Records contained in a dataset
>>>

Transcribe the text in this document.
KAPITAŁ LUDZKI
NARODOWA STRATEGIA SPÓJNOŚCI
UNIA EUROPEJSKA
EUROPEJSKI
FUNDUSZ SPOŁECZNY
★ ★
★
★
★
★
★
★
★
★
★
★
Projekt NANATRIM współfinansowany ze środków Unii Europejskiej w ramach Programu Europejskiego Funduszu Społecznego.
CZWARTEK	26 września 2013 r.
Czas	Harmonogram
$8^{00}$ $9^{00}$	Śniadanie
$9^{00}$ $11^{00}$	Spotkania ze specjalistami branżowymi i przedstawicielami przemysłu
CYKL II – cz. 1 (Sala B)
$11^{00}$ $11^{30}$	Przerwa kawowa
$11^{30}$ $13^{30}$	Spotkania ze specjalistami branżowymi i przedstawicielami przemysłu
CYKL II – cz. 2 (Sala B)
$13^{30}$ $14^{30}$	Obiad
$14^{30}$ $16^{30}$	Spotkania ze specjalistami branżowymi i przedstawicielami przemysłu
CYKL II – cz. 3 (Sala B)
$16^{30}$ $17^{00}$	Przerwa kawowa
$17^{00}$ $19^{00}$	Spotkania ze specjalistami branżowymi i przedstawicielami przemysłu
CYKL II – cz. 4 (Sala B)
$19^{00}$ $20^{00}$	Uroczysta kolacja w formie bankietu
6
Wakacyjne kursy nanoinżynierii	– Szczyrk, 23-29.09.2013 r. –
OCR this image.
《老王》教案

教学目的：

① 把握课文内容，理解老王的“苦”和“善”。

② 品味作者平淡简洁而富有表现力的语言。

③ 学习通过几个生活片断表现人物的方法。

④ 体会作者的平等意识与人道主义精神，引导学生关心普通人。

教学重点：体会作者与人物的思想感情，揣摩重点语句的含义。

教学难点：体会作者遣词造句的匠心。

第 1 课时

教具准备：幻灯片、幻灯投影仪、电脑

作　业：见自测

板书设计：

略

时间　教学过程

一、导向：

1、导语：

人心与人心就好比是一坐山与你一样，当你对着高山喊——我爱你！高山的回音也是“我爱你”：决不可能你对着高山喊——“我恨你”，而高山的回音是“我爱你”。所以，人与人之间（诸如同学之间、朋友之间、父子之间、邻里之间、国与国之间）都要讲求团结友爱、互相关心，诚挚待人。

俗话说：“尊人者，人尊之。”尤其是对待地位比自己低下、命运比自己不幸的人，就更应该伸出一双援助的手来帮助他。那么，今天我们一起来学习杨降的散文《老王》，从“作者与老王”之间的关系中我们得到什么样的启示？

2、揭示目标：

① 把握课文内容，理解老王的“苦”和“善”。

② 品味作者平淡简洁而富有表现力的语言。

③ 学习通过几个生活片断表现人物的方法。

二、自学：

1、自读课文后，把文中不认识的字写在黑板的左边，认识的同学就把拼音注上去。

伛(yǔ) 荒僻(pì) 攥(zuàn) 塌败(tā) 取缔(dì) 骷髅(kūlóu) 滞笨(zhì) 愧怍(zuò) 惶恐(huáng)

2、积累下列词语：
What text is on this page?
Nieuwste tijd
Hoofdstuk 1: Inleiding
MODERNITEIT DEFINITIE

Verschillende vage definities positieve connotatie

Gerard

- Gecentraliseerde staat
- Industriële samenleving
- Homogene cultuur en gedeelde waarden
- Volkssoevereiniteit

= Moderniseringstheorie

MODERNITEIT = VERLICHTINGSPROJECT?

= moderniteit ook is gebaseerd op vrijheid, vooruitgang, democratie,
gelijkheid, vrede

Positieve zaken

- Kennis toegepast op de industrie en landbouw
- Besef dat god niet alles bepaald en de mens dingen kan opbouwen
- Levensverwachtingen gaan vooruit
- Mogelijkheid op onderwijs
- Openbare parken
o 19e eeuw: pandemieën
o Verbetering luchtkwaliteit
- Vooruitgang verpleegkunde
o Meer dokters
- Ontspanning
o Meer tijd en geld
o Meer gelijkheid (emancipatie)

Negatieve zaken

<<<

*DIRECTIONS*
Return the entries above exactly, each one complete.

*RESPONSE TO THE TASK*
Transcribe the text in this document.
KAPITAŁ LUDZKI
NARODOWA STRATEGIA SPÓJNOŚCI
UNIA EUROPEJSKA
EUROPEJSKI
FUNDUSZ SPOŁECZNY
★ ★
★
★
★
★
★
★
★
★
★
★
Projekt NANATRIM współfinansowany ze środków Unii Europejskiej w ramach Programu Europejskiego Funduszu Społecznego.
CZWARTEK	26 września 2013 r.
Czas	Harmonogram
$8^{00}$ $9^{00}$	Śniadanie
$9^{00}$ $11^{00}$	Spotkania ze specjalistami branżowymi i przedstawicielami przemysłu
CYKL II – cz. 1 (Sala B)
$11^{00}$ $11^{30}$	Przerwa kawowa
$11^{30}$ $13^{30}$	Spotkania ze specjalistami branżowymi i przedstawicielami przemysłu
CYKL II – cz. 2 (Sala B)
$13^{30}$ $14^{30}$	Obiad
$14^{30}$ $16^{30}$	Spotkania ze specjalistami branżowymi i przedstawicielami przemysłu
CYKL II – cz. 3 (Sala B)
$16^{30}$ $17^{00}$	Przerwa kawowa
$17^{00}$ $19^{00}$	Spotkania ze specjalistami branżowymi i przedstawicielami przemysłu
CYKL II – cz. 4 (Sala B)
$19^{00}$ $20^{00}$	Uroczysta kolacja w formie bankietu
6
Wakacyjne kursy nanoinżynierii	– Szczyrk, 23-29.09.2013 r. –
OCR this image.
《老王》教案

教学目的：

① 把握课文内容，理解老王的“苦”和“善”。

② 品味作者平淡简洁而富有表现力的语言。

③ 学习通过几个生活片断表现人物的方法。

④ 体会作者的平等意识与人道主义精神，引导学生关心普通人。

教学重点：体会作者与人物的思想感情，揣摩重点语句的含义。

教学难点：体会作者遣词造句的匠心。

第 1 课时

教具准备：幻灯片、幻灯投影仪、电脑

作　业：见自测

板书设计：

略

时间　教学过程

一、导向：

1、导语：

人心与人心就好比是一坐山与你一样，当你对着高山喊——我爱你！高山的回音也是“我爱你”：决不可能你对着高山喊——“我恨你”，而高山的回音是“我爱你”。所以，人与人之间（诸如同学之间、朋友之间、父子之间、邻里之间、国与国之间）都要讲求团结友爱、互相关心，诚挚待人。

俗话说：“尊人者，人尊之。”尤其是对待地位比自己低下、命运比自己不幸的人，就更应该伸出一双援助的手来帮助他。那么，今天我们一起来学习杨降的散文《老王》，从“作者与老王”之间的关系中我们得到什么样的启示？

2、揭示目标：

① 把握课文内容，理解老王的“苦”和“善”。

② 品味作者平淡简洁而富有表现力的语言。

③ 学习通过几个生活片断表现人物的方法。

二、自学：

1、自读课文后，把文中不认识的字写在黑板的左边，认识的同学就把拼音注上去。

伛(yǔ) 荒僻(pì) 攥(zuàn) 塌败(tā) 取缔(dì) 骷髅(kūlóu) 滞笨(zhì) 愧怍(zuò) 惶恐(huáng)

2、积累下列词语：
What text is on this page?
Nieuwste tijd
Hoofdstuk 1: Inleiding
MODERNITEIT DEFINITIE

Verschillende vage definities positieve connotatie

Gerard

- Gecentraliseerde staat
- Industriële samenleving
- Homogene cultuur en gedeelde waarden
- Volkssoevereiniteit

= Moderniseringstheorie

MODERNITEIT = VERLICHTINGSPROJECT?

= moderniteit ook is gebaseerd op vrijheid, vooruitgang, democratie,
gelijkheid, vrede

Positieve zaken

- Kennis toegepast op de industrie en landbouw
- Besef dat god niet alles bepaald en de mens dingen kan opbouwen
- Levensverwachtingen gaan vooruit
- Mogelijkheid op onderwijs
- Openbare parken
o 19e eeuw: pandemieën
o Verbetering luchtkwaliteit
- Vooruitgang verpleegkunde
o Meer dokters
- Ontspanning
o Meer tijd en geld
o Meer gelijkheid (emancipatie)

Negatieve zaken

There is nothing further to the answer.